» TASK OBJECTIVE
Count the lines that include the string "cardiovascular", and give only that number.

» DATA SUPPLIED

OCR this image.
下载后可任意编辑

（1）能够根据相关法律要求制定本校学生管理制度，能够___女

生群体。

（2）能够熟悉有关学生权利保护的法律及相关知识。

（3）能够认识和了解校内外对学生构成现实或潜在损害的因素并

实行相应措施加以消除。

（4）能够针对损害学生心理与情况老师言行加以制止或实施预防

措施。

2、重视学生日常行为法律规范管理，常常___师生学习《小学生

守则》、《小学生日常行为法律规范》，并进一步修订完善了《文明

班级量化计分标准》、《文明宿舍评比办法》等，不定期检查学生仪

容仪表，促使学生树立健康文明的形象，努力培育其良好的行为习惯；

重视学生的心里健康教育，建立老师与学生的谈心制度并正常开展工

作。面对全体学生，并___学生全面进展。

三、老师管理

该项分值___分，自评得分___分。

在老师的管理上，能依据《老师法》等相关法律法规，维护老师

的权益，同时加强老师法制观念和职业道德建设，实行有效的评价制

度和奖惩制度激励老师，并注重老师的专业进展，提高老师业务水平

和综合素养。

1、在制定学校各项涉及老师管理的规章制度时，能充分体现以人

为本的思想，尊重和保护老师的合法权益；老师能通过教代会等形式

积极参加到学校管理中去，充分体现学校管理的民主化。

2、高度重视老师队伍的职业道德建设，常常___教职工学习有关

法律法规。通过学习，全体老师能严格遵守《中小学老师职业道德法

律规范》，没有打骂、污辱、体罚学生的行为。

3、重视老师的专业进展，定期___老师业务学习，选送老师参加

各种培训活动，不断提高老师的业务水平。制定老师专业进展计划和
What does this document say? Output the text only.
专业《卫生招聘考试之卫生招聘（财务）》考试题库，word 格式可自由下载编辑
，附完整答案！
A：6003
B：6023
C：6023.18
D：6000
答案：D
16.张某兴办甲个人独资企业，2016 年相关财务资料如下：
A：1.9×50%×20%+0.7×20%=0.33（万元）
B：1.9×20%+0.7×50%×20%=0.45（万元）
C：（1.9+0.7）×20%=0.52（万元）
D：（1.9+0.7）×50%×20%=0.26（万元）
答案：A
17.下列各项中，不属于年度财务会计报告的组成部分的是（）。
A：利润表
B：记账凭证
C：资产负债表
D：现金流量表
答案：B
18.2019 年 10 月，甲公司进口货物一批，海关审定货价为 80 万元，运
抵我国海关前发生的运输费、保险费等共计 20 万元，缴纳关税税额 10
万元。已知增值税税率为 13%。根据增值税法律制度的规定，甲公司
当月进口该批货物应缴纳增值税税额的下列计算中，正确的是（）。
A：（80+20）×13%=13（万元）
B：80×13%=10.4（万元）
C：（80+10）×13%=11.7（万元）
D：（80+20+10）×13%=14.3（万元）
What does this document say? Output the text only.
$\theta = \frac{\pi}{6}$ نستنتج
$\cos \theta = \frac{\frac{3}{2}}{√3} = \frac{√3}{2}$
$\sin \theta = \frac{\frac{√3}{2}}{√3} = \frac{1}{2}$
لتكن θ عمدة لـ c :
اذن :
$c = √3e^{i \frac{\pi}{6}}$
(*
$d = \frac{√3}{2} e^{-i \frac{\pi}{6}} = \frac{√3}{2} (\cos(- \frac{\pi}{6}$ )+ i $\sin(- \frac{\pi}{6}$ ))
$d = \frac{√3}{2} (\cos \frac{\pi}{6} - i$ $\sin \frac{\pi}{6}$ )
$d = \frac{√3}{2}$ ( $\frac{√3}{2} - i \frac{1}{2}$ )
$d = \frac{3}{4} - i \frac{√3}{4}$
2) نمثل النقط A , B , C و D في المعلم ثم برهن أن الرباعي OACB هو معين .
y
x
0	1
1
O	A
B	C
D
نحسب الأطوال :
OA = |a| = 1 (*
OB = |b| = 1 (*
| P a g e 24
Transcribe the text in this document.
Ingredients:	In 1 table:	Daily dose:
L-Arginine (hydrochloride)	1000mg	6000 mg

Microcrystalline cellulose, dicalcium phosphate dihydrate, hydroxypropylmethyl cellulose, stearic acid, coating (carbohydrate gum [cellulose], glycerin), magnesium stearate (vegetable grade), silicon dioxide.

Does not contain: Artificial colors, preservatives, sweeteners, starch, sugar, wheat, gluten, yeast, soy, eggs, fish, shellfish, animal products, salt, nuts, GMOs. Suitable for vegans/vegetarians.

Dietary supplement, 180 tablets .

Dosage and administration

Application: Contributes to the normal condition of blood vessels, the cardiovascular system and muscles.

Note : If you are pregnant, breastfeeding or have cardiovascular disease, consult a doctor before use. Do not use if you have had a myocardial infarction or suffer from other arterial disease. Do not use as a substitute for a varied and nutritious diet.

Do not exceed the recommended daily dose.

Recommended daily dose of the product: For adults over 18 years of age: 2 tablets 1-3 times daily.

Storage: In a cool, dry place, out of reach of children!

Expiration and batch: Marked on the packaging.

» TASK RESULT
2